#### Recorded data:
================================

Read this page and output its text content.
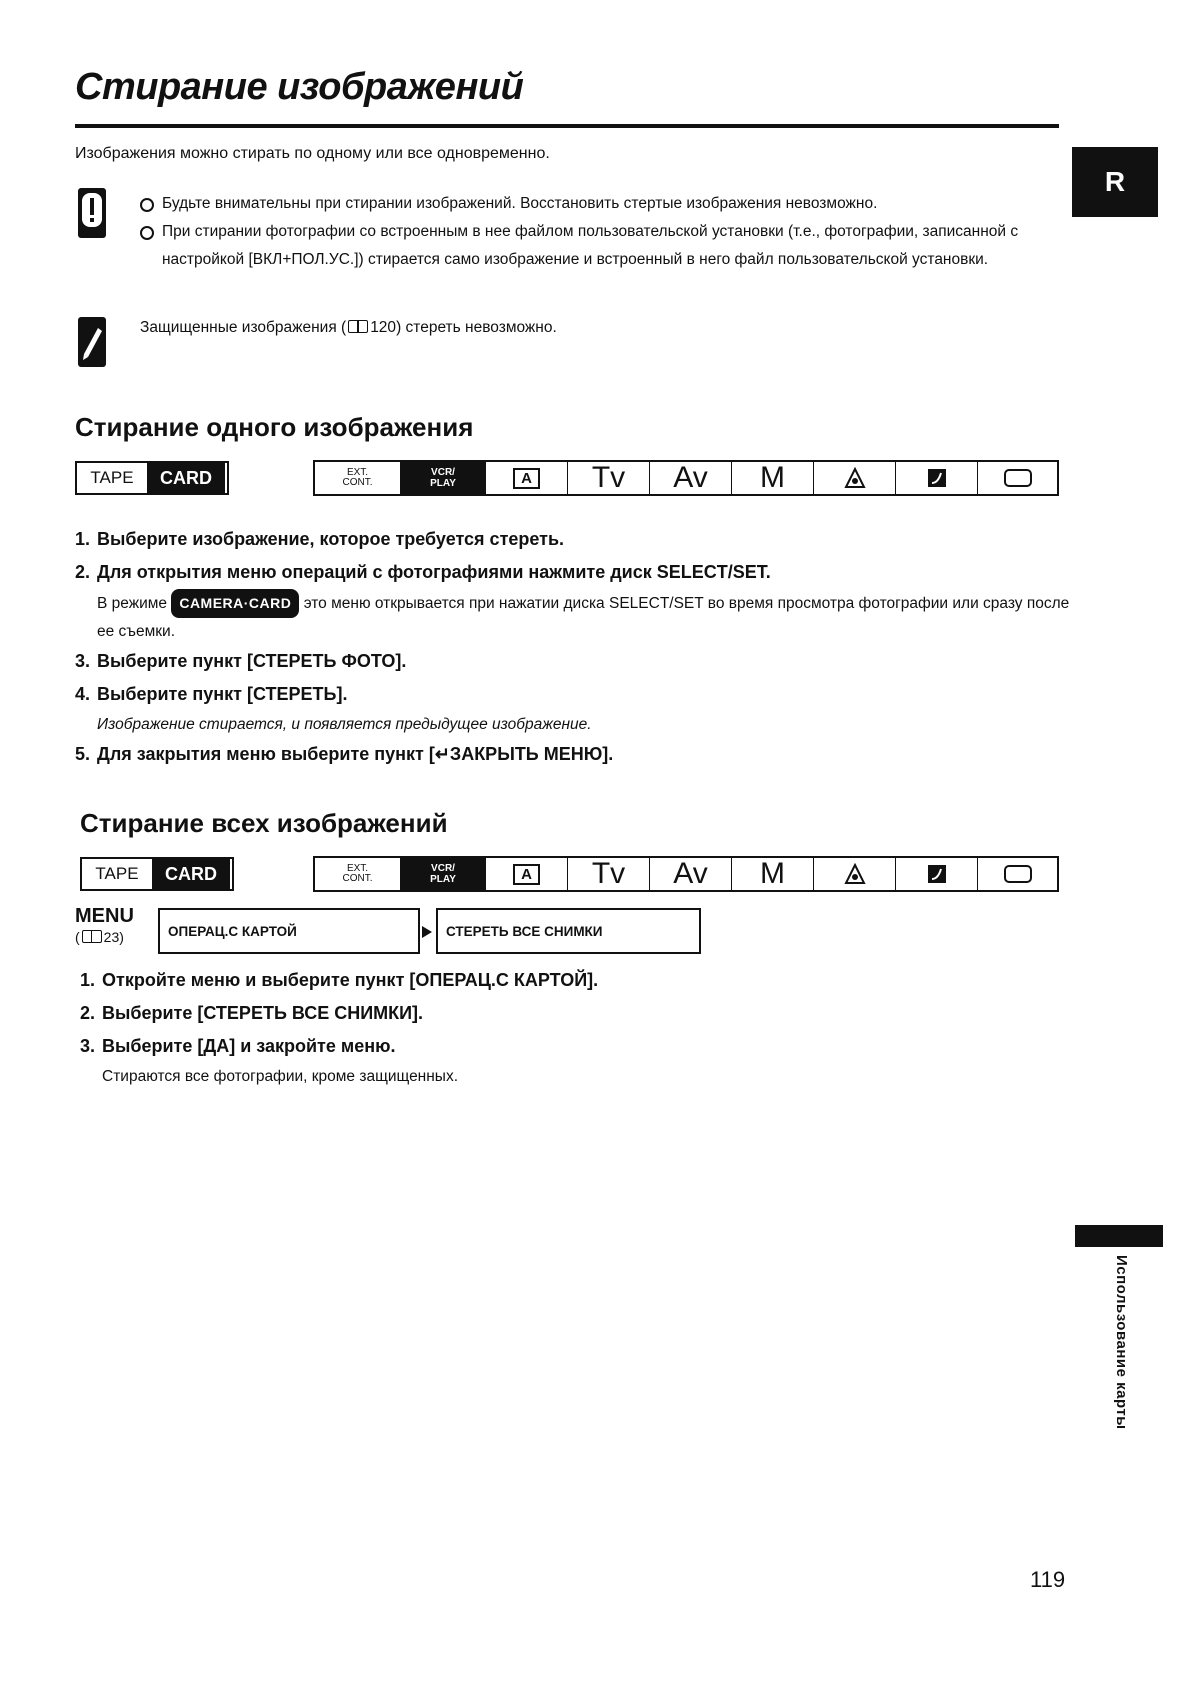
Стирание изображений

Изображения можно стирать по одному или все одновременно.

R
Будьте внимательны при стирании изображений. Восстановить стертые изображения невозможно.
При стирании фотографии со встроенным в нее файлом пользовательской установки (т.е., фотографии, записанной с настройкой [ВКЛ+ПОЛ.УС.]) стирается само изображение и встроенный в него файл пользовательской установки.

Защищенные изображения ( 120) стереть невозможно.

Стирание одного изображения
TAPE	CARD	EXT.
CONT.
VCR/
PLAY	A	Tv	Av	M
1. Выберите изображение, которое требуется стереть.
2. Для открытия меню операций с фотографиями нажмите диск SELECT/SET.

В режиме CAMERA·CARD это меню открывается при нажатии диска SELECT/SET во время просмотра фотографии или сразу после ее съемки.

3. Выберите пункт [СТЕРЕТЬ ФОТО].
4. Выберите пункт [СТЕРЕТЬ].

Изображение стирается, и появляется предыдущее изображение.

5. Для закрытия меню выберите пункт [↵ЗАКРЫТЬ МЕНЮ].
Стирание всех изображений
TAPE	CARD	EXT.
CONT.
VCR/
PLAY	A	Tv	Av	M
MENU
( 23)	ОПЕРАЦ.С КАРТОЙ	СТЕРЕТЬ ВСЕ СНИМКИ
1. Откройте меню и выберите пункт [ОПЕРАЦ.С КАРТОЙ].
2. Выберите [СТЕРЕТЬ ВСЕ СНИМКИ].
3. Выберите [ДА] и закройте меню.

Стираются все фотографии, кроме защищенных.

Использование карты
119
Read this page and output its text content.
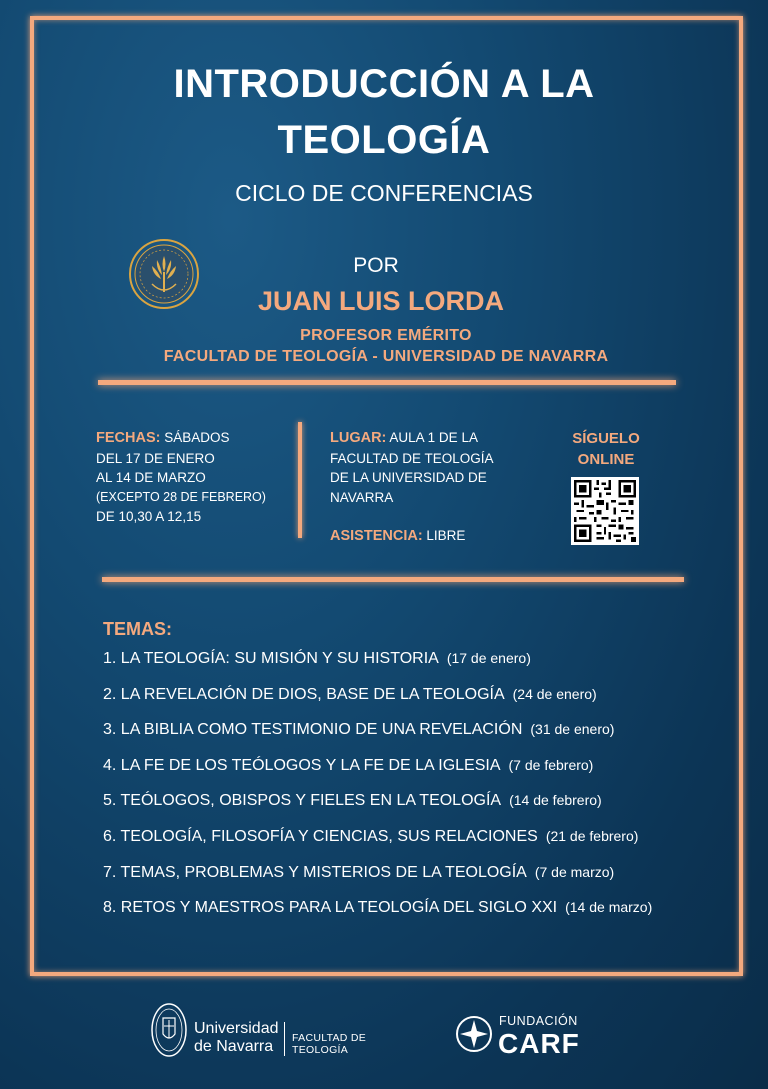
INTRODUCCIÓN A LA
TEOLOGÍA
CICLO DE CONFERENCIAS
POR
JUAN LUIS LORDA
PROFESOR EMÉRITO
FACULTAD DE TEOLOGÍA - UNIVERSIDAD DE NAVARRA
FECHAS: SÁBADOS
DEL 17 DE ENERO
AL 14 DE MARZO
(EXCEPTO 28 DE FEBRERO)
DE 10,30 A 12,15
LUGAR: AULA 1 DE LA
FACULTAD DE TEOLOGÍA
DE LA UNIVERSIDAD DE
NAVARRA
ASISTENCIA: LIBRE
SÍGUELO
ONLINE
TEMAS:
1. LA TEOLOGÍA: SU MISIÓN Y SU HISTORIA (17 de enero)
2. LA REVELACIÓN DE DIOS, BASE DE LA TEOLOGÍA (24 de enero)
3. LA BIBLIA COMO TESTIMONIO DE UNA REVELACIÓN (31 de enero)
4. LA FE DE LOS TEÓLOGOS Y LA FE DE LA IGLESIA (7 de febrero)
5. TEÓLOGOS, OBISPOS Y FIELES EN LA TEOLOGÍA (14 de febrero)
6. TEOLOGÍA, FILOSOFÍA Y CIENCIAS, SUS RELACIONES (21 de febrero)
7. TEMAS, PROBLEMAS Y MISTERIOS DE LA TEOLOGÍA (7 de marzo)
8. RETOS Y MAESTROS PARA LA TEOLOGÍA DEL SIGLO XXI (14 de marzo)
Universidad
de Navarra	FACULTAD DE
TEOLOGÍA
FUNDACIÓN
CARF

================================

#### Stated goal:
Filter the records above for lines containing the word "Стирание", and copy those lines.

#### Answer to the task:
Стирание изображений
Стирание одного изображения
Стирание всех изображений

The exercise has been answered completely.